* Start DOCUMENT *

Why Do Businesses Need Data Engineering?

Not a hot trend, but the starting point for data success

Data is data, right? Just ones and zeroes piled up on each other? Wrong. Cloud storage, data warehousing, the data lake or data mart – these are not random masses of gigabytes shoveled onto a server rack in the cloud. They’re masterpieces of design, organized and structured to perform well for a specific use case. Even if the data within them is unstructured. (In fact, this is where they work best.)

That’s the reason for the rise of data engineering. A practical consulting approach that brings order to the data within your business … shaping and sizing it in a way that optimizes how it flows between applications, data storage, and the people who use it. Doing so keeps your technology infrastructure responsive to people’s needs – and your costs under control.

But data engineering isn’t a magical on/off switch. Getting it right for your business means combining in-depth business smarts with full-stack technical expertise, often as a long-term project that adds incremental benefits over time. In this blog, you’ll see the problems it solves – and the opportunities it creates.

Data engineering: what it is …

There’s a Japanese art form called “Hikaru Dorodango”. It involves making shiny and colorful spherical sculptures out of … mud and water. The raw materials don’t sound easy to work with. But with enough focused effort, out of something messy and random comes something structured and beautiful.

Data engineering is surprisingly similar. That finished architecture that looks perfectly suited to its purpose doesn’t appear by chance; it’s the end result of a process that uses talent, analysis, and iteration to reach the beautiful final result. Using application files, daily reports, live data, even video and audio as the raw materials that make a coherent and useful whole.

Doing so involves critical thinking about your data and who uses it, so the right data infrastructure can be decided based on factors like latency, peering, volume and capacity. It needs a strategy for data architecture, so that infrastructure can differentiate between types – real-time feeds? Cached storage? Daily backups? – and prioritize performance. And it needs close attention to data quality, so your data’s growth doesn’t outstrip the value it delivers.

Just as you’d slice a tree into smooth geometric planks before building a wooden house, data engineering formats data, applications, and connections into the form that maximizes utility across your business. And if – like most larger organizations – your needs differ across locations, data engineering becomes even more important. Let’s look at why.

… and why modern businesses need it

Like it or not (and we like it), all businesses are now technology businesses. Competitive advantage has always started with optimizing the resources available. Once, those resources were limited to labor and raw materials; today, applications, cloud infrastructure, and data feature large in the mix. Driving incentives include:

  • Cost control: making sure investment in technology gives sufficient returns to business growth
  • Market knowledge: understanding your market and how it’s changing, based on hard data
  • Customer insight: knowing what your audience wants, so you can improve your products and services
  • Planning your actions: using data-driven decisions to inform your strategy and tactics
  • Communicating effectively: sharing key findings and insights with your worldwide team, so everyone knows your corporate goals
  • Raising barriers: creating and maintaining intellectual property as a source of value
  • Enabling people: giving your team the tools they need to be successful
  • Legal compliance: following procedures for keeping sensitive data under lock and key

There are many more. But perhaps the biggest factor is economic: because everybody else is doing it, you can’t avoid doing it too. Use of technology is now non-optional … and data engineering makes it work harder for you.

* End DOCUMENT *
* Start RAW DATA *

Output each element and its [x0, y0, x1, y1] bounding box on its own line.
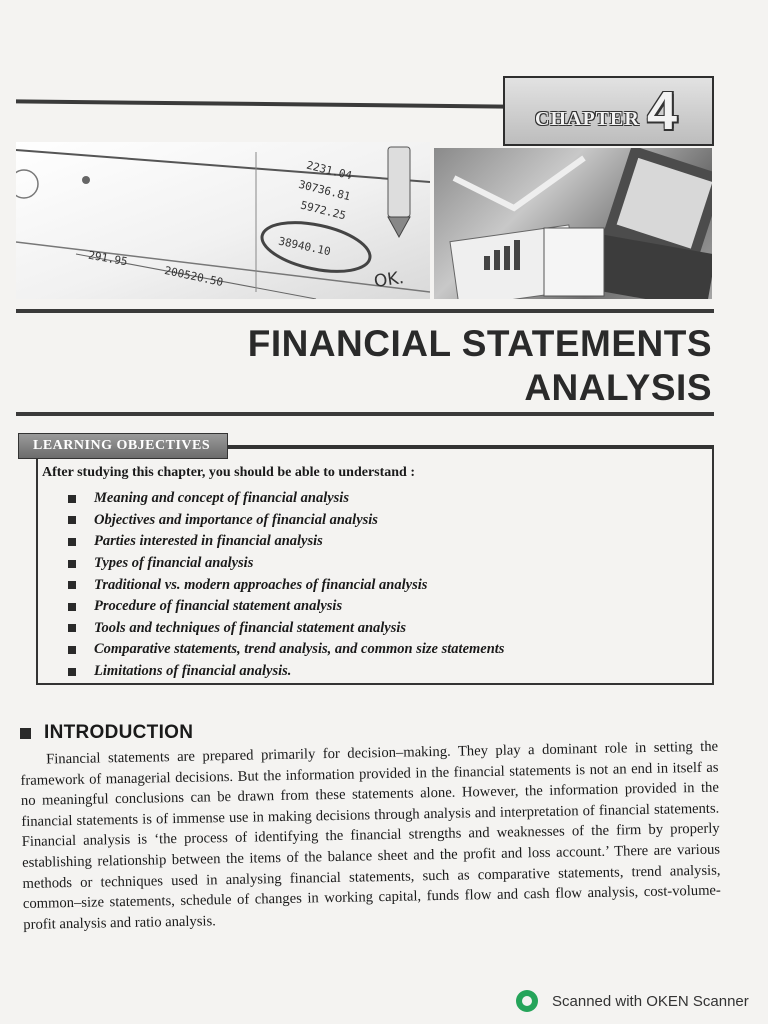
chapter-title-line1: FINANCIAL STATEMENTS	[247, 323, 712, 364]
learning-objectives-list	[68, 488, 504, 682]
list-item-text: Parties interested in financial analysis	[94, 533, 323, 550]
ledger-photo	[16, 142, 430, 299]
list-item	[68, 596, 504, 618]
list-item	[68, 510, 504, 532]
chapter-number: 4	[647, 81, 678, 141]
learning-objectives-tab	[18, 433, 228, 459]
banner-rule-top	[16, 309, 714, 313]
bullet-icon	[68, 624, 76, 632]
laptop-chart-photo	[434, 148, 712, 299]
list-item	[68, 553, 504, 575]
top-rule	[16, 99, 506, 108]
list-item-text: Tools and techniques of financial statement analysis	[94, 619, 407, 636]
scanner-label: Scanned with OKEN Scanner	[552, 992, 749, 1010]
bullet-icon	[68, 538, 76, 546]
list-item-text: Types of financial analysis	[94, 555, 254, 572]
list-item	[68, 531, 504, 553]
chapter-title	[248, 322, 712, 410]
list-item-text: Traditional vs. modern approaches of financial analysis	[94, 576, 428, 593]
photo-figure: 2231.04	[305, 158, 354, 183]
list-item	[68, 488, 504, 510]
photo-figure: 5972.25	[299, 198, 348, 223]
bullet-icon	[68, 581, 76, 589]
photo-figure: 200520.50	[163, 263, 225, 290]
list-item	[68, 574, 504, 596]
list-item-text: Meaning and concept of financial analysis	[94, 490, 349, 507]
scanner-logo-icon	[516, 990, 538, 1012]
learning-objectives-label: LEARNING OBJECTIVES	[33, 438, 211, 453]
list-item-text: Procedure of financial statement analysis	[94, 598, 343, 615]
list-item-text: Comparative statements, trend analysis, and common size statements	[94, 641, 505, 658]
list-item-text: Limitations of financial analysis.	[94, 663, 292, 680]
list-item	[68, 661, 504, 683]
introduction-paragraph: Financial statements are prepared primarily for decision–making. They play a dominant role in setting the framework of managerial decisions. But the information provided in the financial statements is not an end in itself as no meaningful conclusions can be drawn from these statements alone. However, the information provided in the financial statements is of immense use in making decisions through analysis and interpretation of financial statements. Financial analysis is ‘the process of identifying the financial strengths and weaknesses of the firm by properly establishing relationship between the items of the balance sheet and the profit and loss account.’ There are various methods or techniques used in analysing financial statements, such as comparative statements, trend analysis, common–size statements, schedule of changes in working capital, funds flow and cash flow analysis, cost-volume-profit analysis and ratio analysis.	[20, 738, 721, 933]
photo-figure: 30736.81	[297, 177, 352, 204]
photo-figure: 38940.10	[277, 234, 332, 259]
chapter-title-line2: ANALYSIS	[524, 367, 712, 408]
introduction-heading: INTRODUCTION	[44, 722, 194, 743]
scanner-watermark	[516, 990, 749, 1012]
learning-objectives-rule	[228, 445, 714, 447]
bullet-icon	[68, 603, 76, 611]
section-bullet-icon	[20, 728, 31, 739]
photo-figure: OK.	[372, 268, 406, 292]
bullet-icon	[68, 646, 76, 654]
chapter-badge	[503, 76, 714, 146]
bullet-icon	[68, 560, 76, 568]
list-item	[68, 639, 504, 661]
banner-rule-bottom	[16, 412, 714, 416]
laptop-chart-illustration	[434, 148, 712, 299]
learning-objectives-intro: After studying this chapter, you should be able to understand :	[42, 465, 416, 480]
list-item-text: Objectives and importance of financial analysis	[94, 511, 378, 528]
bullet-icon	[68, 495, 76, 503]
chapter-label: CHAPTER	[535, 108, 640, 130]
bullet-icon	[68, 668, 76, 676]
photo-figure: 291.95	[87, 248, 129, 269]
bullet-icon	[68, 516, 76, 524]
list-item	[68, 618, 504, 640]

* End RAW DATA *

- SET TASKS
1. According to the article on data engineering, what is the name of the Japanese art form that makes shiny spherical sculptures out of mud and water?
2. Continue the article on data engineering, picking up right after its final sentence.

- RESPONSES IN ORDER
1. Hikaru Dorodango

2.
The many faces of data engineering – and why all are important

So what does “working harder” mean? Let’s share a few examples.

1. Data engineering can improve data quality and accuracy

From the simplest formatting – like a form that allows too many variants of “Mister” – to the most complex neural network structures for AI, the right approach to how data enters your systems pays huge returns later on. If there’s no thought given to what’s going into your databases, all that happens is the data pile grows ever-larger while the proportion of “dumb” data in it slows down your infrastructure and adds to your costs.

It’s where data engineering solutions like data ingestion and data processing come in, often as part of a data warehousing strategy where the flow of data is structured into standard objects for easy storage and retrieval. This approach can make data access exceptionally fast at scale – making it great for real-time applications in finance and logistics.

2. Enhanced accessibility and availability with data engineering

When data’s in the right place, integrated and open to everyone who needs it, people are more likely to use it. This avoids issues like Proximity Bias (the tendency to use what’s close at hand rather than what’s right) and Familiarity Bias (using only datasets you already know). If data starts off clean and coherent, it increases the chances of confident and reliable decision-making downstream – because the picture it presents of reality is more complete and trustworthy.

This is where you’ll see approaches like data lakes, which bring together data from different sources in one place – but keep that data in its original format, without the application changing it in any way. It’s a way data engineering can maintain the integrity of all data across your business, while making it usable by those who need it. Many video streaming services use lakes in their data engineering strategies, for example.

3. Data engineering can drive greater operational efficiencies

Even if your data’s the right shape and structure, it needs to be optimized for its internal and external audiences to make the best use of it. It’s not much use locating your North American retail data in Papua New Guinea! Data engineering uses both physical infrastructure (distance between data and distribution centers, capacity of cables and airwaves) and technical choices (availability of bandwidth, type of data, volume of users) to find the ideal balance between where the data is and how its users access it.

It’s called data pipelining, and it’s a priority for businesses needing to shift large volumes of data that cluster within markets (like services customized by country) and heavy cloud service users (who want to minimize latency and costs of bandwidth). Data engineering is how they happen.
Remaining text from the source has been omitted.